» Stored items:
╭──

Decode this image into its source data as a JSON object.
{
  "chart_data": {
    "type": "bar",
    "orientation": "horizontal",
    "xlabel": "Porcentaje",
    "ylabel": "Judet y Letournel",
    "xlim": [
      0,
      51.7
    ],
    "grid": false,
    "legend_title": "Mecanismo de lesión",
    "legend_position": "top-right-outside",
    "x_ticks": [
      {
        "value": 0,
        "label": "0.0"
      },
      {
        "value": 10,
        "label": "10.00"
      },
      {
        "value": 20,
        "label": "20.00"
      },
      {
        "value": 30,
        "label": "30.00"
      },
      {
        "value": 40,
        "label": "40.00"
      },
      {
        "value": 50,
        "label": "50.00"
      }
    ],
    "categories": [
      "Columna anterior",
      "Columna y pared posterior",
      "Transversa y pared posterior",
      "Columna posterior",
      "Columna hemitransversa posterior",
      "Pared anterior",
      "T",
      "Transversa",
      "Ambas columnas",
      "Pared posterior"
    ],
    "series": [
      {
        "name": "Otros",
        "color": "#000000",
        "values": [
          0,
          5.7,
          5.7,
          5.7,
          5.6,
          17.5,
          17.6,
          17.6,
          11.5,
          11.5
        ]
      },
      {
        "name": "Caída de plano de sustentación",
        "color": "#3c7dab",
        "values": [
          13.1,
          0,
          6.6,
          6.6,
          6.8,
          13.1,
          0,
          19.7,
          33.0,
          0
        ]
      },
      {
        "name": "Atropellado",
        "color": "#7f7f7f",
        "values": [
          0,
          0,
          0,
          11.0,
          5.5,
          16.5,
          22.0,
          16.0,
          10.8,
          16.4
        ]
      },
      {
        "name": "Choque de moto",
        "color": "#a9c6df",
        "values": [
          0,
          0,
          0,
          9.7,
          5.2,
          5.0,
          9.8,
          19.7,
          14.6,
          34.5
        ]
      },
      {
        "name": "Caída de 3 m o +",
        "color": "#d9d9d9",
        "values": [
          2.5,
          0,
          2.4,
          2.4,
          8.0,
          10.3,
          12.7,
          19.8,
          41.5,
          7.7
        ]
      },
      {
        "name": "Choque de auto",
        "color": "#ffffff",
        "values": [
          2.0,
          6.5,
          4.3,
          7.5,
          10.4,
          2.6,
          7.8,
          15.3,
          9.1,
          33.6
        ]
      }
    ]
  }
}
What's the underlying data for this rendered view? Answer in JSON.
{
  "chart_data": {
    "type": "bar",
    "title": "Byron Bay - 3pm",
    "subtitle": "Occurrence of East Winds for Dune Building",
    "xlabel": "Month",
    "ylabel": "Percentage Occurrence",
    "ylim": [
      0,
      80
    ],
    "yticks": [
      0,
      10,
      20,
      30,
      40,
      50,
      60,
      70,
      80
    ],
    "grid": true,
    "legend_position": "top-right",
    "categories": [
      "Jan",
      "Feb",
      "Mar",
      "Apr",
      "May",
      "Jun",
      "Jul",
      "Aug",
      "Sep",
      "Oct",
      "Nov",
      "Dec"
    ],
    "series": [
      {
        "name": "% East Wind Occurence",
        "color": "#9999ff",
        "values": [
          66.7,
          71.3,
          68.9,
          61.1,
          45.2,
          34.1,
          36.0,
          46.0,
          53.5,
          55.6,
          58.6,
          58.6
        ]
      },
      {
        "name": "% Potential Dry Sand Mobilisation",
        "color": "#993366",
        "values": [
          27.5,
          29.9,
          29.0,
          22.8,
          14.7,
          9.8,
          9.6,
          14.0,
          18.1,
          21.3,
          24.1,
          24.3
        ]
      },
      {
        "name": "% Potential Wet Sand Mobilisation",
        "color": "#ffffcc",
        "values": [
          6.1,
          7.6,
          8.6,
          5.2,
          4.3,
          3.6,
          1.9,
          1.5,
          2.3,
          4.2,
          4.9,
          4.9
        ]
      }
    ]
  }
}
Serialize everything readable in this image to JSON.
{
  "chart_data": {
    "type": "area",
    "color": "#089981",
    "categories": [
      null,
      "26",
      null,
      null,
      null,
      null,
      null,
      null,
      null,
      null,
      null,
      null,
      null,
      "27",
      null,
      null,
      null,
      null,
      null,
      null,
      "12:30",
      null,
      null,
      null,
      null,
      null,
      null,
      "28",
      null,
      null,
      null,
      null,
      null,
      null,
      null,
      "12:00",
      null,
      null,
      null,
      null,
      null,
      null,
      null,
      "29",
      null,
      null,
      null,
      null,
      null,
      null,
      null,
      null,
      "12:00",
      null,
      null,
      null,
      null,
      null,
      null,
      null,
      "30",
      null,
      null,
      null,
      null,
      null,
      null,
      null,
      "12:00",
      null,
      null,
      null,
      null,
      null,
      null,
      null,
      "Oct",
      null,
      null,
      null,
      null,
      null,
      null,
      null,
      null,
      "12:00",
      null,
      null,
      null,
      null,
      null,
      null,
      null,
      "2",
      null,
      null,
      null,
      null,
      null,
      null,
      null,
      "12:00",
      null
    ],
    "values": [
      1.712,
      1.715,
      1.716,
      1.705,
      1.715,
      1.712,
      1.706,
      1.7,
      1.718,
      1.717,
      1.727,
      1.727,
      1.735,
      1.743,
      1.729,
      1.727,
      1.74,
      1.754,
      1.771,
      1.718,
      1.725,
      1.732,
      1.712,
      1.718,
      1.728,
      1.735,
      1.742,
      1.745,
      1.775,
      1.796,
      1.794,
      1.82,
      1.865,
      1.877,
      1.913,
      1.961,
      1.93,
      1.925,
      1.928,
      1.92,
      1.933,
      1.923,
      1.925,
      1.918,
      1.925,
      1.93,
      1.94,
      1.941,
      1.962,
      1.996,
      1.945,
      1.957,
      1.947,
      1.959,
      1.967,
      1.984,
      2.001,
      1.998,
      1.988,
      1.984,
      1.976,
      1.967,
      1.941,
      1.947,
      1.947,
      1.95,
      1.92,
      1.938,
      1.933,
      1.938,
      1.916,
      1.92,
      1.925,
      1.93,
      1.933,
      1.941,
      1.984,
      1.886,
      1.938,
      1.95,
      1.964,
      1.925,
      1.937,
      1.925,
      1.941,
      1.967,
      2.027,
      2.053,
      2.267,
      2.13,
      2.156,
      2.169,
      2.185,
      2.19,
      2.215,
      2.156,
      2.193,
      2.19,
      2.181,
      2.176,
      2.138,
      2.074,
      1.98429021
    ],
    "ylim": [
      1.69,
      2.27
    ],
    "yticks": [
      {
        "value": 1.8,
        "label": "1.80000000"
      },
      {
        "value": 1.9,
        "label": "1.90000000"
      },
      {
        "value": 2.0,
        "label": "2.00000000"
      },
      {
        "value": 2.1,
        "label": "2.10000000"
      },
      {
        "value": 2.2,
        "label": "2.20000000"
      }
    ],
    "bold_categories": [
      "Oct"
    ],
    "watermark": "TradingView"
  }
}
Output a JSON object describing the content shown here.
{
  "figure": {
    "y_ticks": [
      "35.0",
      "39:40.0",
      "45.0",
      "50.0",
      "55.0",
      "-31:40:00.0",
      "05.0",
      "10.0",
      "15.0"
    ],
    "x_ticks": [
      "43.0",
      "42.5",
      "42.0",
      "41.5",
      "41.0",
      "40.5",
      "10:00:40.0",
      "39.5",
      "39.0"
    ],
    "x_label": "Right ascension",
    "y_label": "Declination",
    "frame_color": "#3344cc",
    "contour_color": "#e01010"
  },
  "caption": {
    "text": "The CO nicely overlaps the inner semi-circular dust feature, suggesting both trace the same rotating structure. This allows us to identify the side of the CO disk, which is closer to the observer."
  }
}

╰──

» Exercise task: Transcribe each entry precisely, missing none.

» Right answer:
Decode this image into its source data as a JSON object.
{
  "chart_data": {
    "type": "bar",
    "orientation": "horizontal",
    "xlabel": "Porcentaje",
    "ylabel": "Judet y Letournel",
    "xlim": [
      0,
      51.7
    ],
    "grid": false,
    "legend_title": "Mecanismo de lesión",
    "legend_position": "top-right-outside",
    "x_ticks": [
      {
        "value": 0,
        "label": "0.0"
      },
      {
        "value": 10,
        "label": "10.00"
      },
      {
        "value": 20,
        "label": "20.00"
      },
      {
        "value": 30,
        "label": "30.00"
      },
      {
        "value": 40,
        "label": "40.00"
      },
      {
        "value": 50,
        "label": "50.00"
      }
    ],
    "categories": [
      "Columna anterior",
      "Columna y pared posterior",
      "Transversa y pared posterior",
      "Columna posterior",
      "Columna hemitransversa posterior",
      "Pared anterior",
      "T",
      "Transversa",
      "Ambas columnas",
      "Pared posterior"
    ],
    "series": [
      {
        "name": "Otros",
        "color": "#000000",
        "values": [
          0,
          5.7,
          5.7,
          5.7,
          5.6,
          17.5,
          17.6,
          17.6,
          11.5,
          11.5
        ]
      },
      {
        "name": "Caída de plano de sustentación",
        "color": "#3c7dab",
        "values": [
          13.1,
          0,
          6.6,
          6.6,
          6.8,
          13.1,
          0,
          19.7,
          33.0,
          0
        ]
      },
      {
        "name": "Atropellado",
        "color": "#7f7f7f",
        "values": [
          0,
          0,
          0,
          11.0,
          5.5,
          16.5,
          22.0,
          16.0,
          10.8,
          16.4
        ]
      },
      {
        "name": "Choque de moto",
        "color": "#a9c6df",
        "values": [
          0,
          0,
          0,
          9.7,
          5.2,
          5.0,
          9.8,
          19.7,
          14.6,
          34.5
        ]
      },
      {
        "name": "Caída de 3 m o +",
        "color": "#d9d9d9",
        "values": [
          2.5,
          0,
          2.4,
          2.4,
          8.0,
          10.3,
          12.7,
          19.8,
          41.5,
          7.7
        ]
      },
      {
        "name": "Choque de auto",
        "color": "#ffffff",
        "values": [
          2.0,
          6.5,
          4.3,
          7.5,
          10.4,
          2.6,
          7.8,
          15.3,
          9.1,
          33.6
        ]
      }
    ]
  }
}
What's the underlying data for this rendered view? Answer in JSON.
{
  "chart_data": {
    "type": "bar",
    "title": "Byron Bay - 3pm",
    "subtitle": "Occurrence of East Winds for Dune Building",
    "xlabel": "Month",
    "ylabel": "Percentage Occurrence",
    "ylim": [
      0,
      80
    ],
    "yticks": [
      0,
      10,
      20,
      30,
      40,
      50,
      60,
      70,
      80
    ],
    "grid": true,
    "legend_position": "top-right",
    "categories": [
      "Jan",
      "Feb",
      "Mar",
      "Apr",
      "May",
      "Jun",
      "Jul",
      "Aug",
      "Sep",
      "Oct",
      "Nov",
      "Dec"
    ],
    "series": [
      {
        "name": "% East Wind Occurence",
        "color": "#9999ff",
        "values": [
          66.7,
          71.3,
          68.9,
          61.1,
          45.2,
          34.1,
          36.0,
          46.0,
          53.5,
          55.6,
          58.6,
          58.6
        ]
      },
      {
        "name": "% Potential Dry Sand Mobilisation",
        "color": "#993366",
        "values": [
          27.5,
          29.9,
          29.0,
          22.8,
          14.7,
          9.8,
          9.6,
          14.0,
          18.1,
          21.3,
          24.1,
          24.3
        ]
      },
      {
        "name": "% Potential Wet Sand Mobilisation",
        "color": "#ffffcc",
        "values": [
          6.1,
          7.6,
          8.6,
          5.2,
          4.3,
          3.6,
          1.9,
          1.5,
          2.3,
          4.2,
          4.9,
          4.9
        ]
      }
    ]
  }
}
Serialize everything readable in this image to JSON.
{
  "chart_data": {
    "type": "area",
    "color": "#089981",
    "categories": [
      null,
      "26",
      null,
      null,
      null,
      null,
      null,
      null,
      null,
      null,
      null,
      null,
      null,
      "27",
      null,
      null,
      null,
      null,
      null,
      null,
      "12:30",
      null,
      null,
      null,
      null,
      null,
      null,
      "28",
      null,
      null,
      null,
      null,
      null,
      null,
      null,
      "12:00",
      null,
      null,
      null,
      null,
      null,
      null,
      null,
      "29",
      null,
      null,
      null,
      null,
      null,
      null,
      null,
      null,
      "12:00",
      null,
      null,
      null,
      null,
      null,
      null,
      null,
      "30",
      null,
      null,
      null,
      null,
      null,
      null,
      null,
      "12:00",
      null,
      null,
      null,
      null,
      null,
      null,
      null,
      "Oct",
      null,
      null,
      null,
      null,
      null,
      null,
      null,
      null,
      "12:00",
      null,
      null,
      null,
      null,
      null,
      null,
      null,
      "2",
      null,
      null,
      null,
      null,
      null,
      null,
      null,
      "12:00",
      null
    ],
    "values": [
      1.712,
      1.715,
      1.716,
      1.705,
      1.715,
      1.712,
      1.706,
      1.7,
      1.718,
      1.717,
      1.727,
      1.727,
      1.735,
      1.743,
      1.729,
      1.727,
      1.74,
      1.754,
      1.771,
      1.718,
      1.725,
      1.732,
      1.712,
      1.718,
      1.728,
      1.735,
      1.742,
      1.745,
      1.775,
      1.796,
      1.794,
      1.82,
      1.865,
      1.877,
      1.913,
      1.961,
      1.93,
      1.925,
      1.928,
      1.92,
      1.933,
      1.923,
      1.925,
      1.918,
      1.925,
      1.93,
      1.94,
      1.941,
      1.962,
      1.996,
      1.945,
      1.957,
      1.947,
      1.959,
      1.967,
      1.984,
      2.001,
      1.998,
      1.988,
      1.984,
      1.976,
      1.967,
      1.941,
      1.947,
      1.947,
      1.95,
      1.92,
      1.938,
      1.933,
      1.938,
      1.916,
      1.92,
      1.925,
      1.93,
      1.933,
      1.941,
      1.984,
      1.886,
      1.938,
      1.95,
      1.964,
      1.925,
      1.937,
      1.925,
      1.941,
      1.967,
      2.027,
      2.053,
      2.267,
      2.13,
      2.156,
      2.169,
      2.185,
      2.19,
      2.215,
      2.156,
      2.193,
      2.19,
      2.181,
      2.176,
      2.138,
      2.074,
      1.98429021
    ],
    "ylim": [
      1.69,
      2.27
    ],
    "yticks": [
      {
        "value": 1.8,
        "label": "1.80000000"
      },
      {
        "value": 1.9,
        "label": "1.90000000"
      },
      {
        "value": 2.0,
        "label": "2.00000000"
      },
      {
        "value": 2.1,
        "label": "2.10000000"
      },
      {
        "value": 2.2,
        "label": "2.20000000"
      }
    ],
    "bold_categories": [
      "Oct"
    ],
    "watermark": "TradingView"
  }
}
Output a JSON object describing the content shown here.
{
  "figure": {
    "y_ticks": [
      "35.0",
      "39:40.0",
      "45.0",
      "50.0",
      "55.0",
      "-31:40:00.0",
      "05.0",
      "10.0",
      "15.0"
    ],
    "x_ticks": [
      "43.0",
      "42.5",
      "42.0",
      "41.5",
      "41.0",
      "40.5",
      "10:00:40.0",
      "39.5",
      "39.0"
    ],
    "x_label": "Right ascension",
    "y_label": "Declination",
    "frame_color": "#3344cc",
    "contour_color": "#e01010"
  },
  "caption": {
    "text": "The CO nicely overlaps the inner semi-circular dust feature, suggesting both trace the same rotating structure. This allows us to identify the side of the CO disk, which is closer to the observer."
  }
}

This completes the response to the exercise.